EXERCISE TASK – Repeat, exactly and completely, the material that follows. Omit the pictures.

DATASET CONTENT –
============

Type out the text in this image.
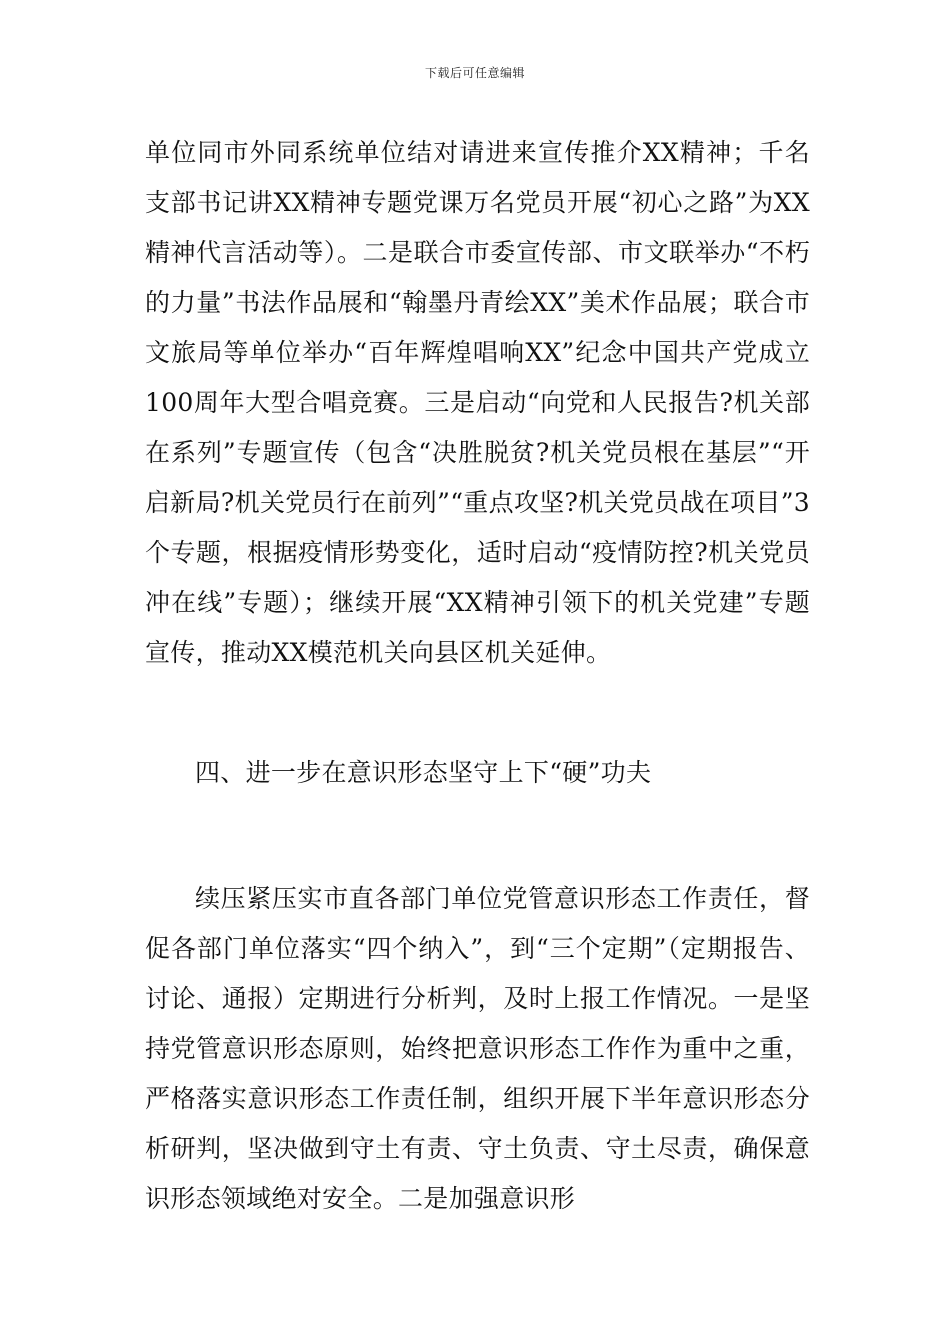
下载后可任意编辑

单位同市外同系统单位结对请进来宣传推介XX精神；千名支部书记讲XX精神专题党课万名党员开展“初心之路”为XX精神代言活动等）。二是联合市委宣传部、市文联举办“不朽的力量”书法作品展和“翰墨丹青绘XX”美术作品展；联合市文旅局等单位举办“百年辉煌唱响XX”纪念中国共产党成立100周年大型合唱竞赛。三是启动“向党和人民报告?机关部在系列”专题宣传（包含“决胜脱贫?机关党员根在基层”“开启新局?机关党员行在前列”“重点攻坚?机关党员战在项目”3个专题，根据疫情形势变化，适时启动“疫情防控?机关党员冲在线”专题）；继续开展“XX精神引领下的机关党建”专题宣传，推动XX模范机关向县区机关延伸。

四、进一步在意识形态坚守上下“硬”功夫

续压紧压实市直各部门单位党管意识形态工作责任，督促各部门单位落实“四个纳入”，到“三个定期”（定期报告、讨论、通报）定期进行分析判，及时上报工作情况。一是坚持党管意识形态原则，始终把意识形态工作作为重中之重，严格落实意识形态工作责任制，组织开展下半年意识形态分析研判，坚决做到守土有责、守土负责、守土尽责，确保意识形态领域绝对安全。二是加强意识形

============

TASK OUTPUT –
Type out the text in this image.
下载后可任意编辑

单位同市外同系统单位结对请进来宣传推介XX精神；千名支部书记讲XX精神专题党课万名党员开展“初心之路”为XX精神代言活动等）。二是联合市委宣传部、市文联举办“不朽的力量”书法作品展和“翰墨丹青绘XX”美术作品展；联合市文旅局等单位举办“百年辉煌唱响XX”纪念中国共产党成立100周年大型合唱竞赛。三是启动“向党和人民报告?机关部在系列”专题宣传（包含“决胜脱贫?机关党员根在基层”“开启新局?机关党员行在前列”“重点攻坚?机关党员战在项目”3个专题，根据疫情形势变化，适时启动“疫情防控?机关党员冲在线”专题）；继续开展“XX精神引领下的机关党建”专题宣传，推动XX模范机关向县区机关延伸。

四、进一步在意识形态坚守上下“硬”功夫

续压紧压实市直各部门单位党管意识形态工作责任，督促各部门单位落实“四个纳入”，到“三个定期”（定期报告、讨论、通报）定期进行分析判，及时上报工作情况。一是坚持党管意识形态原则，始终把意识形态工作作为重中之重，严格落实意识形态工作责任制，组织开展下半年意识形态分析研判，坚决做到守土有责、守土负责、守土尽责，确保意识形态领域绝对安全。二是加强意识形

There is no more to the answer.